YOUR GOAL: From the listing below, pull out the lines that hold "this".

GIVEN RECORDS:
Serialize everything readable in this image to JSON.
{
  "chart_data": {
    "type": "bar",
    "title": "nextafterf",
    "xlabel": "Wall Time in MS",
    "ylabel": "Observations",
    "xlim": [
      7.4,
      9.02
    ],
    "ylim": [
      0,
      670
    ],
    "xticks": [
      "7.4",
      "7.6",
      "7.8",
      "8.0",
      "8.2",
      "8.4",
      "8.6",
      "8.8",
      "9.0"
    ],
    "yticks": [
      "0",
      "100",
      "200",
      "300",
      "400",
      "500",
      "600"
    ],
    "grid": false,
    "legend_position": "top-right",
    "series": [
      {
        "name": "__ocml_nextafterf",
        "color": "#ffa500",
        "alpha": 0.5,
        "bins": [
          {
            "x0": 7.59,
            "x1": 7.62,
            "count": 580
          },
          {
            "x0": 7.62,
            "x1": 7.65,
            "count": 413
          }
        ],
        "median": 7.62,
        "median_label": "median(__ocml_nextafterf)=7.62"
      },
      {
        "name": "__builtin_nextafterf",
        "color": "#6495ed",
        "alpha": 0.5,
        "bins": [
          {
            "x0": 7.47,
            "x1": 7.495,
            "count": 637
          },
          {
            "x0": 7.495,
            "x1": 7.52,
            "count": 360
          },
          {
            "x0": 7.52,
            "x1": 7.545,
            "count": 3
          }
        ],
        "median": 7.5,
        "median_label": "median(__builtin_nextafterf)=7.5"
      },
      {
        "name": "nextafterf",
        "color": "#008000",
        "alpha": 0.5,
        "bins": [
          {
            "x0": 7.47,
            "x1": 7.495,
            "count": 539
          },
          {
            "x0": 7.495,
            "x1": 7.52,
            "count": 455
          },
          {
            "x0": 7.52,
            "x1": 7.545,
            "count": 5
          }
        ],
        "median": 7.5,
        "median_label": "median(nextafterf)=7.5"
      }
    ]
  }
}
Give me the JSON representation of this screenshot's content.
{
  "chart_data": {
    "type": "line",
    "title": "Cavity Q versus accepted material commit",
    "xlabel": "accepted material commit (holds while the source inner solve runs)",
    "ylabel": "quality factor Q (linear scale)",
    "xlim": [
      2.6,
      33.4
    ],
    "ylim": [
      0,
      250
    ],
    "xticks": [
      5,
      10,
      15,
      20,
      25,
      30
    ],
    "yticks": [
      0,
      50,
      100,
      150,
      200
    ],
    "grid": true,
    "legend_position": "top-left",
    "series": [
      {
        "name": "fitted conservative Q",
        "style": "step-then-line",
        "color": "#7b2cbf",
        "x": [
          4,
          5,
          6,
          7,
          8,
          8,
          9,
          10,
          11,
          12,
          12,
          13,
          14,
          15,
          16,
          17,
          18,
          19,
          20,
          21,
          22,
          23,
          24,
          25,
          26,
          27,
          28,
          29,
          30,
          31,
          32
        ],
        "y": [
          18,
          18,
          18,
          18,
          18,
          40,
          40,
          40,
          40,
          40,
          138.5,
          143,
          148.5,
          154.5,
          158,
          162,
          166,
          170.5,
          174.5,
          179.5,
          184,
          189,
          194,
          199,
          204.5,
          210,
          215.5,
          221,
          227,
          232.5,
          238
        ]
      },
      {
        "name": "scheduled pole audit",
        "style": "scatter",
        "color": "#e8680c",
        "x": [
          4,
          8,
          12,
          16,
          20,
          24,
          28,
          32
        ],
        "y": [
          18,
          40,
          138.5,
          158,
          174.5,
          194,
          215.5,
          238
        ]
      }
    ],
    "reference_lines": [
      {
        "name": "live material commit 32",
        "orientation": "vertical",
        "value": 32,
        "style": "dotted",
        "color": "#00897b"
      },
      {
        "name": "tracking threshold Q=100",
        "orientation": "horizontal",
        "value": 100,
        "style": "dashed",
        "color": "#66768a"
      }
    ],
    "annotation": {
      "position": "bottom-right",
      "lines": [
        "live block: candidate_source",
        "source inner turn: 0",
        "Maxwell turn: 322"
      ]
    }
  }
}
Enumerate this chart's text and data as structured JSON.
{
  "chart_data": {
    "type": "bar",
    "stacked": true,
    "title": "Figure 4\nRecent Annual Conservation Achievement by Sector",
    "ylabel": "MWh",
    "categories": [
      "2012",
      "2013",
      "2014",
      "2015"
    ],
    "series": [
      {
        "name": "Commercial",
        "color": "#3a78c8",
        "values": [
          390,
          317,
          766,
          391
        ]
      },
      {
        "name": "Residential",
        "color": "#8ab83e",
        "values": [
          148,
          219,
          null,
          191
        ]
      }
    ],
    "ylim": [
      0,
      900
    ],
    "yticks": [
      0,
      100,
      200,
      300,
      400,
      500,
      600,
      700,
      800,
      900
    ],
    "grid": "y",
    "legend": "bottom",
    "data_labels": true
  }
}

WRITTEN SOLUTION:
Serialize everything readable in this image to JSON.
Give me the JSON representation of this screenshot's content.
Enumerate this chart's text and data as structured JSON.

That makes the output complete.